■ **The task**:
Reproduce the material in full, unchanged.

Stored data
◇ ◇ ◇ ◇ ◇

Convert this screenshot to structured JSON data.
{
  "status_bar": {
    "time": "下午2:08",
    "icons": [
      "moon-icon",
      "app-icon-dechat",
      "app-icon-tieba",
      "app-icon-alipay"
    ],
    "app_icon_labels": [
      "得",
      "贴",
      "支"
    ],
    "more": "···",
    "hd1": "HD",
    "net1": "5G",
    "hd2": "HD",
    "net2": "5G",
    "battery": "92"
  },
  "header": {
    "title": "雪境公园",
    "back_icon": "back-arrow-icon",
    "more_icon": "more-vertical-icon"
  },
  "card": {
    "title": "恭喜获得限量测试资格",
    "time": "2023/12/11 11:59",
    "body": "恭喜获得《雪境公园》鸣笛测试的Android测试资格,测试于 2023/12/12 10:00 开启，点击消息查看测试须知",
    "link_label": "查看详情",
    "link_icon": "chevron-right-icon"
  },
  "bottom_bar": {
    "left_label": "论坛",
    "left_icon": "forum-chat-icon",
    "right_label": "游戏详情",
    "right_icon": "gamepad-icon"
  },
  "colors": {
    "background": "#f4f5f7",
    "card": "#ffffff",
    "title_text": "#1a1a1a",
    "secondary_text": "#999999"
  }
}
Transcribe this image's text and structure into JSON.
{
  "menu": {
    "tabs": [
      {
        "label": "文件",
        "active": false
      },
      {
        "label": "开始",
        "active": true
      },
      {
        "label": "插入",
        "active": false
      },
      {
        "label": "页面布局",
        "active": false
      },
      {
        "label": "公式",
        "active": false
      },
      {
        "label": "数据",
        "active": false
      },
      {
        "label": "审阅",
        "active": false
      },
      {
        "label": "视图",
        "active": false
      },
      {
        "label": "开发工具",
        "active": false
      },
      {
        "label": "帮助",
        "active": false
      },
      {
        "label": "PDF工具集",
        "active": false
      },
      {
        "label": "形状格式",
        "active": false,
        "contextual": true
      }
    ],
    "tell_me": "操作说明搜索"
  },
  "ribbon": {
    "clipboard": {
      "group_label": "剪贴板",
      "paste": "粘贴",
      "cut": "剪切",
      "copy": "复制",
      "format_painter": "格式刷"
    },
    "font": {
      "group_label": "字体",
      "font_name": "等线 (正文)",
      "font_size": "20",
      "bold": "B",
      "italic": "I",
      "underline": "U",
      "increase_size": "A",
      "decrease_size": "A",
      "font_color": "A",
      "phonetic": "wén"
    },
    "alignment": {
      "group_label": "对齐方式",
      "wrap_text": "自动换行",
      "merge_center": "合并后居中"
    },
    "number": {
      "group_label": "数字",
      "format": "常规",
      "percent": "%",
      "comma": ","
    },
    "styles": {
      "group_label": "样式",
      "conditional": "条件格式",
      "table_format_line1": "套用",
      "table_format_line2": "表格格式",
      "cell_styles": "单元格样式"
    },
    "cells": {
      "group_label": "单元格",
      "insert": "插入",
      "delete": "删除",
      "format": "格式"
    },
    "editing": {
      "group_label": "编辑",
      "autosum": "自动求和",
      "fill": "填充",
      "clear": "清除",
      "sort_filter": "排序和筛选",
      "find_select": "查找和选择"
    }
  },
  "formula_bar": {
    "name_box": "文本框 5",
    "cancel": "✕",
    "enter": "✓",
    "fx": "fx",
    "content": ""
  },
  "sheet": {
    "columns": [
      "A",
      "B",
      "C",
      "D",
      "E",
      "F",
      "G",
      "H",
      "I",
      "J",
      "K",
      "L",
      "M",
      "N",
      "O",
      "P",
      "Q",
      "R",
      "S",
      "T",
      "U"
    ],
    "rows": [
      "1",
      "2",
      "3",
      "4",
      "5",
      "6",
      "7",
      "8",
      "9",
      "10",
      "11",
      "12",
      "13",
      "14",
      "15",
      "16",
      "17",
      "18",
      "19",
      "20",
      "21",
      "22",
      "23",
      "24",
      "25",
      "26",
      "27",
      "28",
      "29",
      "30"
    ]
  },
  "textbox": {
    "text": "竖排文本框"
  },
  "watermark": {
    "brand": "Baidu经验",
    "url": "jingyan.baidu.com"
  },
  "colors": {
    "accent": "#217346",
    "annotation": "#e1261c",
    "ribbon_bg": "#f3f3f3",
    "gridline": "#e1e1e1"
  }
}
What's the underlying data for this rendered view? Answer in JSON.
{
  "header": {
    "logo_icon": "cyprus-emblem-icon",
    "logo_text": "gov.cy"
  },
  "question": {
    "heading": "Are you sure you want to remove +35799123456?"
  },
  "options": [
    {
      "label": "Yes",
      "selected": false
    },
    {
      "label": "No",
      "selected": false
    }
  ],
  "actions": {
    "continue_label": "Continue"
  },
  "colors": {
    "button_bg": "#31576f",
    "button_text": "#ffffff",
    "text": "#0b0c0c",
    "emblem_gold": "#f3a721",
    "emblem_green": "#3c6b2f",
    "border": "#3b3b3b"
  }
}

◇ ◇ ◇ ◇ ◇

■ **The result**:
Convert this screenshot to structured JSON data.
{
  "status_bar": {
    "time": "下午2:08",
    "icons": [
      "moon-icon",
      "app-icon-dechat",
      "app-icon-tieba",
      "app-icon-alipay"
    ],
    "app_icon_labels": [
      "得",
      "贴",
      "支"
    ],
    "more": "···",
    "hd1": "HD",
    "net1": "5G",
    "hd2": "HD",
    "net2": "5G",
    "battery": "92"
  },
  "header": {
    "title": "雪境公园",
    "back_icon": "back-arrow-icon",
    "more_icon": "more-vertical-icon"
  },
  "card": {
    "title": "恭喜获得限量测试资格",
    "time": "2023/12/11 11:59",
    "body": "恭喜获得《雪境公园》鸣笛测试的Android测试资格,测试于 2023/12/12 10:00 开启，点击消息查看测试须知",
    "link_label": "查看详情",
    "link_icon": "chevron-right-icon"
  },
  "bottom_bar": {
    "left_label": "论坛",
    "left_icon": "forum-chat-icon",
    "right_label": "游戏详情",
    "right_icon": "gamepad-icon"
  },
  "colors": {
    "background": "#f4f5f7",
    "card": "#ffffff",
    "title_text": "#1a1a1a",
    "secondary_text": "#999999"
  }
}
Transcribe this image's text and structure into JSON.
{
  "menu": {
    "tabs": [
      {
        "label": "文件",
        "active": false
      },
      {
        "label": "开始",
        "active": true
      },
      {
        "label": "插入",
        "active": false
      },
      {
        "label": "页面布局",
        "active": false
      },
      {
        "label": "公式",
        "active": false
      },
      {
        "label": "数据",
        "active": false
      },
      {
        "label": "审阅",
        "active": false
      },
      {
        "label": "视图",
        "active": false
      },
      {
        "label": "开发工具",
        "active": false
      },
      {
        "label": "帮助",
        "active": false
      },
      {
        "label": "PDF工具集",
        "active": false
      },
      {
        "label": "形状格式",
        "active": false,
        "contextual": true
      }
    ],
    "tell_me": "操作说明搜索"
  },
  "ribbon": {
    "clipboard": {
      "group_label": "剪贴板",
      "paste": "粘贴",
      "cut": "剪切",
      "copy": "复制",
      "format_painter": "格式刷"
    },
    "font": {
      "group_label": "字体",
      "font_name": "等线 (正文)",
      "font_size": "20",
      "bold": "B",
      "italic": "I",
      "underline": "U",
      "increase_size": "A",
      "decrease_size": "A",
      "font_color": "A",
      "phonetic": "wén"
    },
    "alignment": {
      "group_label": "对齐方式",
      "wrap_text": "自动换行",
      "merge_center": "合并后居中"
    },
    "number": {
      "group_label": "数字",
      "format": "常规",
      "percent": "%",
      "comma": ","
    },
    "styles": {
      "group_label": "样式",
      "conditional": "条件格式",
      "table_format_line1": "套用",
      "table_format_line2": "表格格式",
      "cell_styles": "单元格样式"
    },
    "cells": {
      "group_label": "单元格",
      "insert": "插入",
      "delete": "删除",
      "format": "格式"
    },
    "editing": {
      "group_label": "编辑",
      "autosum": "自动求和",
      "fill": "填充",
      "clear": "清除",
      "sort_filter": "排序和筛选",
      "find_select": "查找和选择"
    }
  },
  "formula_bar": {
    "name_box": "文本框 5",
    "cancel": "✕",
    "enter": "✓",
    "fx": "fx",
    "content": ""
  },
  "sheet": {
    "columns": [
      "A",
      "B",
      "C",
      "D",
      "E",
      "F",
      "G",
      "H",
      "I",
      "J",
      "K",
      "L",
      "M",
      "N",
      "O",
      "P",
      "Q",
      "R",
      "S",
      "T",
      "U"
    ],
    "rows": [
      "1",
      "2",
      "3",
      "4",
      "5",
      "6",
      "7",
      "8",
      "9",
      "10",
      "11",
      "12",
      "13",
      "14",
      "15",
      "16",
      "17",
      "18",
      "19",
      "20",
      "21",
      "22",
      "23",
      "24",
      "25",
      "26",
      "27",
      "28",
      "29",
      "30"
    ]
  },
  "textbox": {
    "text": "竖排文本框"
  },
  "watermark": {
    "brand": "Baidu经验",
    "url": "jingyan.baidu.com"
  },
  "colors": {
    "accent": "#217346",
    "annotation": "#e1261c",
    "ribbon_bg": "#f3f3f3",
    "gridline": "#e1e1e1"
  }
}
What's the underlying data for this rendered view? Answer in JSON.
{
  "header": {
    "logo_icon": "cyprus-emblem-icon",
    "logo_text": "gov.cy"
  },
  "question": {
    "heading": "Are you sure you want to remove +35799123456?"
  },
  "options": [
    {
      "label": "Yes",
      "selected": false
    },
    {
      "label": "No",
      "selected": false
    }
  ],
  "actions": {
    "continue_label": "Continue"
  },
  "colors": {
    "button_bg": "#31576f",
    "button_text": "#ffffff",
    "text": "#0b0c0c",
    "emblem_gold": "#f3a721",
    "emblem_green": "#3c6b2f",
    "border": "#3b3b3b"
  }
}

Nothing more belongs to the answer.